Please state how many lines in the records contain the string "title", with no words besides the number.

— Material provided —

--- --- ---

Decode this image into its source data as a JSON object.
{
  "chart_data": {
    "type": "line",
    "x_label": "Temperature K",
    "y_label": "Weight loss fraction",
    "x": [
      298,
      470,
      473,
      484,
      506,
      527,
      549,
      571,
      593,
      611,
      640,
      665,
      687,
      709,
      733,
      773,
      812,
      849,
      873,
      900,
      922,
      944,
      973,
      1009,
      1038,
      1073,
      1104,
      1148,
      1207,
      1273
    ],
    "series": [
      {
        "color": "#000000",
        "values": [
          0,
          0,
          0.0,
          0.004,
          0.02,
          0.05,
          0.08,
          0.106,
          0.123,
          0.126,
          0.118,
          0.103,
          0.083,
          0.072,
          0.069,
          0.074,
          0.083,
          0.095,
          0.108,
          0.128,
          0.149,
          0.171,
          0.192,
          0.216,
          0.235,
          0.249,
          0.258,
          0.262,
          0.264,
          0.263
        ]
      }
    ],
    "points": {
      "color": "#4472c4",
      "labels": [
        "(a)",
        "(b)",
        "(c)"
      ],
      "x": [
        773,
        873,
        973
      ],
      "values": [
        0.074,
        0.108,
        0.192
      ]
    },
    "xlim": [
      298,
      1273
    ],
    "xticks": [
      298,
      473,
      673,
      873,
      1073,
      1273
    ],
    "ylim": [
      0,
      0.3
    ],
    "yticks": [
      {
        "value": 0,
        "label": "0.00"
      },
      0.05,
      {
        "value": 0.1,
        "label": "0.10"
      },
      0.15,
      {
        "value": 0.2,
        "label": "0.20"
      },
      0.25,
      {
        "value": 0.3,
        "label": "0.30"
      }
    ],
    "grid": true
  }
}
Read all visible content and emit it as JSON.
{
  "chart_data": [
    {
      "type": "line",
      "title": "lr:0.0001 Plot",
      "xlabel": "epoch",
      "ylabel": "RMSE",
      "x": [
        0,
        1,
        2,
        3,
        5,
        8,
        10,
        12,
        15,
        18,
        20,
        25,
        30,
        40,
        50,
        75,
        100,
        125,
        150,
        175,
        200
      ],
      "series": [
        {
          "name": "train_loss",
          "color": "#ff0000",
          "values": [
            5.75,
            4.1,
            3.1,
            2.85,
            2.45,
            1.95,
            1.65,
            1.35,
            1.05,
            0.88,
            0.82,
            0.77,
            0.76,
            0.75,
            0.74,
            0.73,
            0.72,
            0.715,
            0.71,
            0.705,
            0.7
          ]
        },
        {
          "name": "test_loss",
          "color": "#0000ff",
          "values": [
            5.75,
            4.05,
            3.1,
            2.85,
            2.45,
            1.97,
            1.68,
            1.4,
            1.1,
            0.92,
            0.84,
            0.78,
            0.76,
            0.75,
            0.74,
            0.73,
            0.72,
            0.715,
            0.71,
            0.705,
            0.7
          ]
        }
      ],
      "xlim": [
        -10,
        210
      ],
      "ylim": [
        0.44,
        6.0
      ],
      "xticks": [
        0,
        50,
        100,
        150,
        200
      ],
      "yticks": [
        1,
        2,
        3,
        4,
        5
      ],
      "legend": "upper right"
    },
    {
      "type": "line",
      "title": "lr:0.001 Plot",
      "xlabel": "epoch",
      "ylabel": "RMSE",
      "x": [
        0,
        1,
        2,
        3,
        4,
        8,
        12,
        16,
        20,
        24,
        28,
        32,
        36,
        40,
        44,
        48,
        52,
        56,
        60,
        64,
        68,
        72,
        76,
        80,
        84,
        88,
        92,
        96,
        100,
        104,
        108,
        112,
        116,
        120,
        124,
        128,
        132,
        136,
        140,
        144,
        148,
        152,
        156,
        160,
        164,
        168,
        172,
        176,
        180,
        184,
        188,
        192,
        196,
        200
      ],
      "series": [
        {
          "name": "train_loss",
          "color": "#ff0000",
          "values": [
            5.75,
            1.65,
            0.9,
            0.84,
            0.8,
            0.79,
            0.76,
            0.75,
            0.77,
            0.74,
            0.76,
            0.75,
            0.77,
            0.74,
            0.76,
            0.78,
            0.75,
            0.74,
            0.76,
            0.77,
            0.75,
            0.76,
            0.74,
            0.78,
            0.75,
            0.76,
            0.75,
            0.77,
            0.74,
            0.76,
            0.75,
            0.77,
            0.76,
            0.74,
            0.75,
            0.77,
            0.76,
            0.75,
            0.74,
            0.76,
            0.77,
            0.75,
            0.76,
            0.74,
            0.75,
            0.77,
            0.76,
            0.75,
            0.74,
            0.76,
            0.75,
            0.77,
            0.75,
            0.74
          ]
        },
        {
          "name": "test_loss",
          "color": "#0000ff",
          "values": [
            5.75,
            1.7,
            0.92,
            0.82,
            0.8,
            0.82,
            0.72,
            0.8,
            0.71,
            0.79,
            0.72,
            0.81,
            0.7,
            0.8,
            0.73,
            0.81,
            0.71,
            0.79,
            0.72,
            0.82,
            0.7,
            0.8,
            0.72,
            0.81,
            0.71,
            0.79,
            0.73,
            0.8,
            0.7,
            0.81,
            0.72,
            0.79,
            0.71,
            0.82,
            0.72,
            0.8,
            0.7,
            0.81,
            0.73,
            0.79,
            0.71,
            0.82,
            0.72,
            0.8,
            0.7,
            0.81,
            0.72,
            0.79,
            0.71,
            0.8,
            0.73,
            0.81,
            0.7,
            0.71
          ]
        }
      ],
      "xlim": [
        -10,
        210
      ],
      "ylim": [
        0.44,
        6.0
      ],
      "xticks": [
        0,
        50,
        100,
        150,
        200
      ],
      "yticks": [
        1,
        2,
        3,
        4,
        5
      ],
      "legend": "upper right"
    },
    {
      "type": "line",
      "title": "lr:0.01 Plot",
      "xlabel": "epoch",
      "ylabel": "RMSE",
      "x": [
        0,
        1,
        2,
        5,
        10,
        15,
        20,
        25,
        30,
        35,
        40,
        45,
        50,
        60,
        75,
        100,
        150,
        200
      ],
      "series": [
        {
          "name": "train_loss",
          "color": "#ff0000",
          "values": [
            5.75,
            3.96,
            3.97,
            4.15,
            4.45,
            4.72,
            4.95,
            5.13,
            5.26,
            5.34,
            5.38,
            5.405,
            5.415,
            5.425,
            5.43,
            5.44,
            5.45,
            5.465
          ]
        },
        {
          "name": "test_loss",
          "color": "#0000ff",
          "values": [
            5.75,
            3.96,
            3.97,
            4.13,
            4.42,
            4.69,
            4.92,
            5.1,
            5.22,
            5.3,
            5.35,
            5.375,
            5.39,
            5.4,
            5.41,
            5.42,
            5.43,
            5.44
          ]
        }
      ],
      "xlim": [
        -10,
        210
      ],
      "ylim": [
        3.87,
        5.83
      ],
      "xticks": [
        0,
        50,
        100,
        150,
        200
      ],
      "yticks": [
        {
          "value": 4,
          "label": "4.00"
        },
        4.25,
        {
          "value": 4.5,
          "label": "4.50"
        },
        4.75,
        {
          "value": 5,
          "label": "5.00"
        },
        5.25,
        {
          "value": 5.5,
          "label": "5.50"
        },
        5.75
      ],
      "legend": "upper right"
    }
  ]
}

--- --- ---

— Answer to the task —
3